**The task**
Can you quote exactly the stretch of lines from the one with "Serialize everything readable" through the final line of the material, both ends included?

**Data supplied**
------------------------------
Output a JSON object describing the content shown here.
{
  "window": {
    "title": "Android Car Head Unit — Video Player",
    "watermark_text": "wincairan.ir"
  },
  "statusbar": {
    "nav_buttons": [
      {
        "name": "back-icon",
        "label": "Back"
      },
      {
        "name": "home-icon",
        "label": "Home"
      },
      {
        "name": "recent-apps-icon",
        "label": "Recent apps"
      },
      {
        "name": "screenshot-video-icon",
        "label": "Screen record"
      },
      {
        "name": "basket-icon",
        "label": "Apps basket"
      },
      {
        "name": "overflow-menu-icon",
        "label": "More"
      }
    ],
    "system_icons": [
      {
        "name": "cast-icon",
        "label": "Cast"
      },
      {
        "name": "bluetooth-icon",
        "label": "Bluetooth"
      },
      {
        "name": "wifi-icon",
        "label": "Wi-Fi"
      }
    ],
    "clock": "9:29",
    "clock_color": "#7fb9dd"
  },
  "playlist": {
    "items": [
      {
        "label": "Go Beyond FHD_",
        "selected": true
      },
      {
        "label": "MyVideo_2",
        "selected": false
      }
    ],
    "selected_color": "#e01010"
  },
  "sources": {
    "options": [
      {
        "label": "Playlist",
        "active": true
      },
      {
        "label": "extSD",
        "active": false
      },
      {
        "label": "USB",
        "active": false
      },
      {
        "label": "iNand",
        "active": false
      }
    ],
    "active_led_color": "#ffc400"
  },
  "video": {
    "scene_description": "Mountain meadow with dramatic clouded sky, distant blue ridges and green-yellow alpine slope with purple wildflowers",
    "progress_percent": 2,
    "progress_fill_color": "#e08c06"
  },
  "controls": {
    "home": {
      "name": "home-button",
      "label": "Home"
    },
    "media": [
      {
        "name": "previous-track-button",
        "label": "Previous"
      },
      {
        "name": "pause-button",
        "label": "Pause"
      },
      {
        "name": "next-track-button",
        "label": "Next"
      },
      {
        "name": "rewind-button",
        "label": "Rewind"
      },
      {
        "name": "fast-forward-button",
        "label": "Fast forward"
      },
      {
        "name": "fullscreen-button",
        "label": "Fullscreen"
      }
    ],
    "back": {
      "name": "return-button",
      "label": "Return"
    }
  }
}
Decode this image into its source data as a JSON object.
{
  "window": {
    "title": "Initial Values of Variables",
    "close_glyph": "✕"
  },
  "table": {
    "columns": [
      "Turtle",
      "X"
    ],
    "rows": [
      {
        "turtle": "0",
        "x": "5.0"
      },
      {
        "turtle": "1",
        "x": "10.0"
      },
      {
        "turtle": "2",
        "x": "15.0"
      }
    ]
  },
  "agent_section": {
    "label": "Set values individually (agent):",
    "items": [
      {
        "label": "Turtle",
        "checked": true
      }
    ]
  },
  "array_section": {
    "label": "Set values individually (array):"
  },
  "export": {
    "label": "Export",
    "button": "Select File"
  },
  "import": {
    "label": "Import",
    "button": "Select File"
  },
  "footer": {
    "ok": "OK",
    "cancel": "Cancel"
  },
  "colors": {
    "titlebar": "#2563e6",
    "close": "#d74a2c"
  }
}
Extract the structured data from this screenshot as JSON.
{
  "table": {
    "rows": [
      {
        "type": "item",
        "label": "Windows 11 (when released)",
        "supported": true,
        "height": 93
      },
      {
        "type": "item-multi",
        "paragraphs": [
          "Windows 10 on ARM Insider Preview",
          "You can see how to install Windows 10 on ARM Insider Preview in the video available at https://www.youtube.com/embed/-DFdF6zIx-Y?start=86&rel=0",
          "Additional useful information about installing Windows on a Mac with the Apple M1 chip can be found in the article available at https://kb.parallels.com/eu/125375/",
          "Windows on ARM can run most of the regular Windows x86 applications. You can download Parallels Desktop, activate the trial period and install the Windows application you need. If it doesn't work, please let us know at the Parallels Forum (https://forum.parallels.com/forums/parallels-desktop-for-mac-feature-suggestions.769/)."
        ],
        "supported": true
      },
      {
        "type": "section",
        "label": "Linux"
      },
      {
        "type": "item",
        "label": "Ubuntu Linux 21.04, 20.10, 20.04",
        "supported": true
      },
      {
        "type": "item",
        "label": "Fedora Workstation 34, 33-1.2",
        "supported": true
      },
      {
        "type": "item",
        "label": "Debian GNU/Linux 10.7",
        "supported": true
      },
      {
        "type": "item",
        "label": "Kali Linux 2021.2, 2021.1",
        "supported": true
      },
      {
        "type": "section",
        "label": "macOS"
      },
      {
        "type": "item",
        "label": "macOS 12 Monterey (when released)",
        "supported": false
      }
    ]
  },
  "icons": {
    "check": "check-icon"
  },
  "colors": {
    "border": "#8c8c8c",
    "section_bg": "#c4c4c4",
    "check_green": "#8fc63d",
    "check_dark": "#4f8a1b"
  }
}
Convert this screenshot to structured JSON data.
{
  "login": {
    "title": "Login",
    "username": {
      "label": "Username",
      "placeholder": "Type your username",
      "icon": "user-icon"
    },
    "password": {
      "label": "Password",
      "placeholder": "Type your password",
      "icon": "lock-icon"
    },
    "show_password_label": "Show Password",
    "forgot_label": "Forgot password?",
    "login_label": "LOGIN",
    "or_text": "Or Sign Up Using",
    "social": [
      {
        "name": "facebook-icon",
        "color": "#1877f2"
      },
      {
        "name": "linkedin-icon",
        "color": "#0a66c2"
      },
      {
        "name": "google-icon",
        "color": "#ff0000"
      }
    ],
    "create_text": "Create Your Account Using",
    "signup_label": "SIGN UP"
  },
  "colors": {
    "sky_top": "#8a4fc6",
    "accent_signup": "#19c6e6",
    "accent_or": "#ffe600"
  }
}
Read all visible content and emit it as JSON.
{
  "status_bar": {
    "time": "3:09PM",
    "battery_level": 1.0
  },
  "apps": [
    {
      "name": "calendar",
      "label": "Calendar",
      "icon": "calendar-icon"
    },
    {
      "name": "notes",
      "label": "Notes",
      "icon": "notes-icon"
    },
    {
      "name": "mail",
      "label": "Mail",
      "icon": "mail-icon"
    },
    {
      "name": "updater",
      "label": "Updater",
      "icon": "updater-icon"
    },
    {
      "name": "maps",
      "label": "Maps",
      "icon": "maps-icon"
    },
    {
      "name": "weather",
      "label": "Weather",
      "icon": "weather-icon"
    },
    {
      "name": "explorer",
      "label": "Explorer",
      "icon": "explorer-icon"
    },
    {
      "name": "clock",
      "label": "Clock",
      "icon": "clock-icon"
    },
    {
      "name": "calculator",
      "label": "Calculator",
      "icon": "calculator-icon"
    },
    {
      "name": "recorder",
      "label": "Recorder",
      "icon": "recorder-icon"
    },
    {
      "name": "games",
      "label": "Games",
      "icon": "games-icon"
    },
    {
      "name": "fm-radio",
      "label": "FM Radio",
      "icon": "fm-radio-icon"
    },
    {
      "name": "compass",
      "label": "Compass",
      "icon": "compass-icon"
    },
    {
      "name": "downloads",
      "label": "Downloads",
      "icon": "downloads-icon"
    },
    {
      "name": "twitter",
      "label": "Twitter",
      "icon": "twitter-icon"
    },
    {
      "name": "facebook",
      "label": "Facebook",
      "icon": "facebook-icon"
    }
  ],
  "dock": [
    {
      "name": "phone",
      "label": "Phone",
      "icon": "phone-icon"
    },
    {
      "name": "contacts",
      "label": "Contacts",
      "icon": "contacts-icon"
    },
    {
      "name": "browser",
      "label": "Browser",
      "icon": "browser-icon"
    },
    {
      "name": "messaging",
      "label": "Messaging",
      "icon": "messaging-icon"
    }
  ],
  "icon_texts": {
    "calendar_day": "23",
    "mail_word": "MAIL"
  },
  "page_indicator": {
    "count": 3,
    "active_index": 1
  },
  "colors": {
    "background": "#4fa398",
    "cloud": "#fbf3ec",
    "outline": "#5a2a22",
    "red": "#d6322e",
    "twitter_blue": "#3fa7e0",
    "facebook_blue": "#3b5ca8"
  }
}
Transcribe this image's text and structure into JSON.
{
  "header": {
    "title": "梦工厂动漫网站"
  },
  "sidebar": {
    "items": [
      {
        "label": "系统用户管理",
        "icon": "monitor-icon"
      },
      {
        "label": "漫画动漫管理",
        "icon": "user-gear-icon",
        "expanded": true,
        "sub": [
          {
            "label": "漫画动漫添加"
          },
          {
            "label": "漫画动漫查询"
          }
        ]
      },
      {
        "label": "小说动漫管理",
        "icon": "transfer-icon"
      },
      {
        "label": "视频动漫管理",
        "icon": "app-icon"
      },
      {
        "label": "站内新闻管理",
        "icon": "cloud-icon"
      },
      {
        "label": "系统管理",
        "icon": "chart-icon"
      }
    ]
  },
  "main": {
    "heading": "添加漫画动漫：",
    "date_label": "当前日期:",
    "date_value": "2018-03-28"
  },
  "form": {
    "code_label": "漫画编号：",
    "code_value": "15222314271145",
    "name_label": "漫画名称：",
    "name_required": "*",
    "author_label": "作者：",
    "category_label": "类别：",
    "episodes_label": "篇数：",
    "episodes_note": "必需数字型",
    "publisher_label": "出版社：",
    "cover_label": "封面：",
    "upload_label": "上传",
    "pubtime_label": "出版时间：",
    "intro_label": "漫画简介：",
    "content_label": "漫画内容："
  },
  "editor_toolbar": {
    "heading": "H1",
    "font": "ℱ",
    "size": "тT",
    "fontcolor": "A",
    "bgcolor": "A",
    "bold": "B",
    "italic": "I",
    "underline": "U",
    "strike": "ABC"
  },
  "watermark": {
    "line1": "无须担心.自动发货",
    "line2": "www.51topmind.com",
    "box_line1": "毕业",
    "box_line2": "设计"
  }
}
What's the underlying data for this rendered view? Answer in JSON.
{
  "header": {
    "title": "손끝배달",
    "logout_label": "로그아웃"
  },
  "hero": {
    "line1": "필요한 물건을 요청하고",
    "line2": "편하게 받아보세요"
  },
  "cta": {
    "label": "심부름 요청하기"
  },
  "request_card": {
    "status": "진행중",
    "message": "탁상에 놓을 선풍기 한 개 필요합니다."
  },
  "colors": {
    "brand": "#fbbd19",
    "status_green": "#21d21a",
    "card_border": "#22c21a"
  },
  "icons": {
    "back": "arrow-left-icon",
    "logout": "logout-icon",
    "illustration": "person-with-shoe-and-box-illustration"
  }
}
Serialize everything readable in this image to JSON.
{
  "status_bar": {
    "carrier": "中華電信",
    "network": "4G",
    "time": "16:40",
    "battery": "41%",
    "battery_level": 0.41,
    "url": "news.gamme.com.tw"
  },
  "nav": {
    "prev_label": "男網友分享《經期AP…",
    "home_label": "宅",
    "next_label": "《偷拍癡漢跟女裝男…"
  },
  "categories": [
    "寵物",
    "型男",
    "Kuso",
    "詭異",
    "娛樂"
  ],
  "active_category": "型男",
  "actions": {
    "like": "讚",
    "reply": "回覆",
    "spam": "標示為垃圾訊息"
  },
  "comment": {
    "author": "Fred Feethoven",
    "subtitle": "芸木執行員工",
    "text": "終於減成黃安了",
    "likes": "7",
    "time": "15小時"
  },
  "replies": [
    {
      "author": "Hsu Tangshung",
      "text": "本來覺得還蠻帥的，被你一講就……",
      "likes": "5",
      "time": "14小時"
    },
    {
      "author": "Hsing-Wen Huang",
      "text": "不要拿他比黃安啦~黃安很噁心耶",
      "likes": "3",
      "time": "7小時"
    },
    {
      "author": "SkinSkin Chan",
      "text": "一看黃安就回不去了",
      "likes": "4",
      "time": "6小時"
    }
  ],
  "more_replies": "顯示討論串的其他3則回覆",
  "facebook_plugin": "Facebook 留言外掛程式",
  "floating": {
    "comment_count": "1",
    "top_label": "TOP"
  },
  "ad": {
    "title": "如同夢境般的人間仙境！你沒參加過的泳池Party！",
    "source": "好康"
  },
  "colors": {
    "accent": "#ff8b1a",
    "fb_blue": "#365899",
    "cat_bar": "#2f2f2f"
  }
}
------------------------------
**Expected output**
Serialize everything readable in this image to JSON.
{
  "status_bar": {
    "carrier": "中華電信",
    "network": "4G",
    "time": "16:40",
    "battery": "41%",
    "battery_level": 0.41,
    "url": "news.gamme.com.tw"
  },
  "nav": {
    "prev_label": "男網友分享《經期AP…",
    "home_label": "宅",
    "next_label": "《偷拍癡漢跟女裝男…"
  },
  "categories": [
    "寵物",
    "型男",
    "Kuso",
    "詭異",
    "娛樂"
  ],
  "active_category": "型男",
  "actions": {
    "like": "讚",
    "reply": "回覆",
    "spam": "標示為垃圾訊息"
  },
  "comment": {
    "author": "Fred Feethoven",
    "subtitle": "芸木執行員工",
    "text": "終於減成黃安了",
    "likes": "7",
    "time": "15小時"
  },
  "replies": [
    {
      "author": "Hsu Tangshung",
      "text": "本來覺得還蠻帥的，被你一講就……",
      "likes": "5",
      "time": "14小時"
    },
    {
      "author": "Hsing-Wen Huang",
      "text": "不要拿他比黃安啦~黃安很噁心耶",
      "likes": "3",
      "time": "7小時"
    },
    {
      "author": "SkinSkin Chan",
      "text": "一看黃安就回不去了",
      "likes": "4",
      "time": "6小時"
    }
  ],
  "more_replies": "顯示討論串的其他3則回覆",
  "facebook_plugin": "Facebook 留言外掛程式",
  "floating": {
    "comment_count": "1",
    "top_label": "TOP"
  },
  "ad": {
    "title": "如同夢境般的人間仙境！你沒參加過的泳池Party！",
    "source": "好康"
  },
  "colors": {
    "accent": "#ff8b1a",
    "fb_blue": "#365899",
    "cat_bar": "#2f2f2f"
  }
}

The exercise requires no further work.